Stored data:
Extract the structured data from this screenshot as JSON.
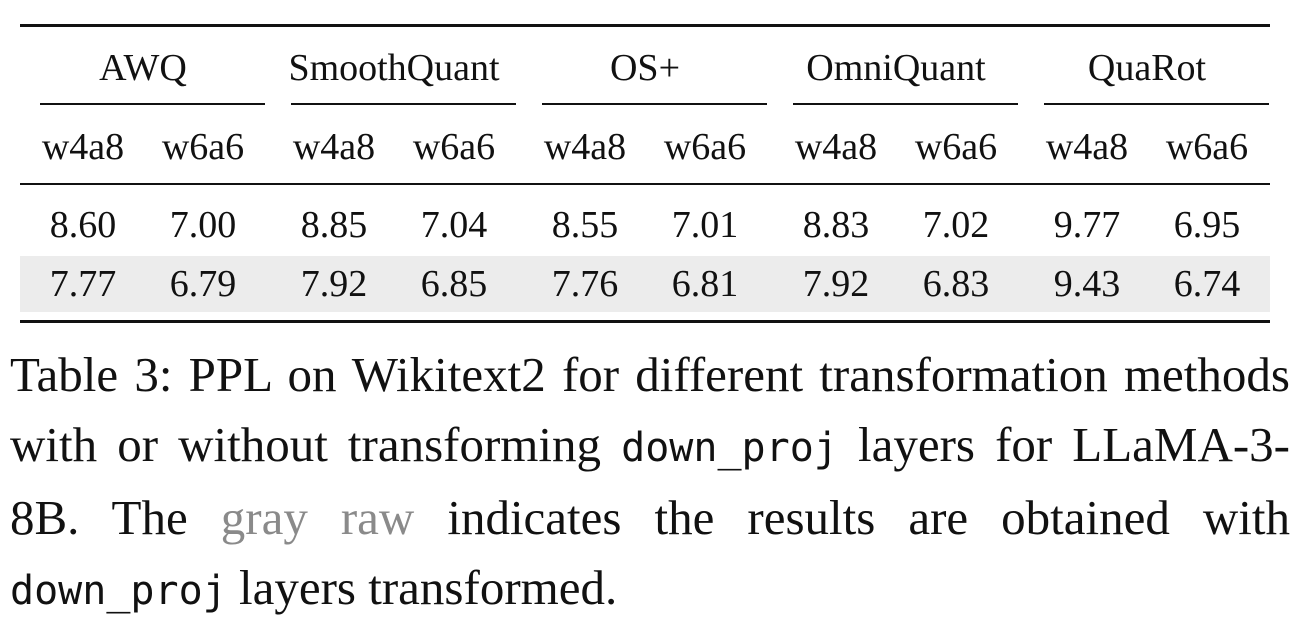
{
  "table": {
    "groups": [
      "AWQ",
      "SmoothQuant",
      "OS+",
      "OmniQuant",
      "QuaRot"
    ],
    "subheaders": [
      "w4a8",
      "w6a6",
      "w4a8",
      "w6a6",
      "w4a8",
      "w6a6",
      "w4a8",
      "w6a6",
      "w4a8",
      "w6a6"
    ],
    "rows": [
      [
        "8.60",
        "7.00",
        "8.85",
        "7.04",
        "8.55",
        "7.01",
        "8.83",
        "7.02",
        "9.77",
        "6.95"
      ],
      [
        "7.77",
        "6.79",
        "7.92",
        "6.85",
        "7.76",
        "6.81",
        "7.92",
        "6.83",
        "9.43",
        "6.74"
      ]
    ]
  },
  "caption": {
    "parts": [
      "Table 3: PPL on Wikitext2 for different transformation methods with or without transforming ",
      "down_proj",
      " layers for LLaMA-3-8B. The ",
      "gray raw",
      " indicates the results are obtained with ",
      "down_proj",
      " layers transformed."
    ]
  }
}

GIVEN PROBLEM: Repeat the material above word for word and skip every image in it.

ANSWER TO THE TASK:
Extract the structured data from this screenshot as JSON.
{
  "table": {
    "groups": [
      "AWQ",
      "SmoothQuant",
      "OS+",
      "OmniQuant",
      "QuaRot"
    ],
    "subheaders": [
      "w4a8",
      "w6a6",
      "w4a8",
      "w6a6",
      "w4a8",
      "w6a6",
      "w4a8",
      "w6a6",
      "w4a8",
      "w6a6"
    ],
    "rows": [
      [
        "8.60",
        "7.00",
        "8.85",
        "7.04",
        "8.55",
        "7.01",
        "8.83",
        "7.02",
        "9.77",
        "6.95"
      ],
      [
        "7.77",
        "6.79",
        "7.92",
        "6.85",
        "7.76",
        "6.81",
        "7.92",
        "6.83",
        "9.43",
        "6.74"
      ]
    ]
  },
  "caption": {
    "parts": [
      "Table 3: PPL on Wikitext2 for different transformation methods with or without transforming ",
      "down_proj",
      " layers for LLaMA-3-8B. The ",
      "gray raw",
      " indicates the results are obtained with ",
      "down_proj",
      " layers transformed."
    ]
  }
}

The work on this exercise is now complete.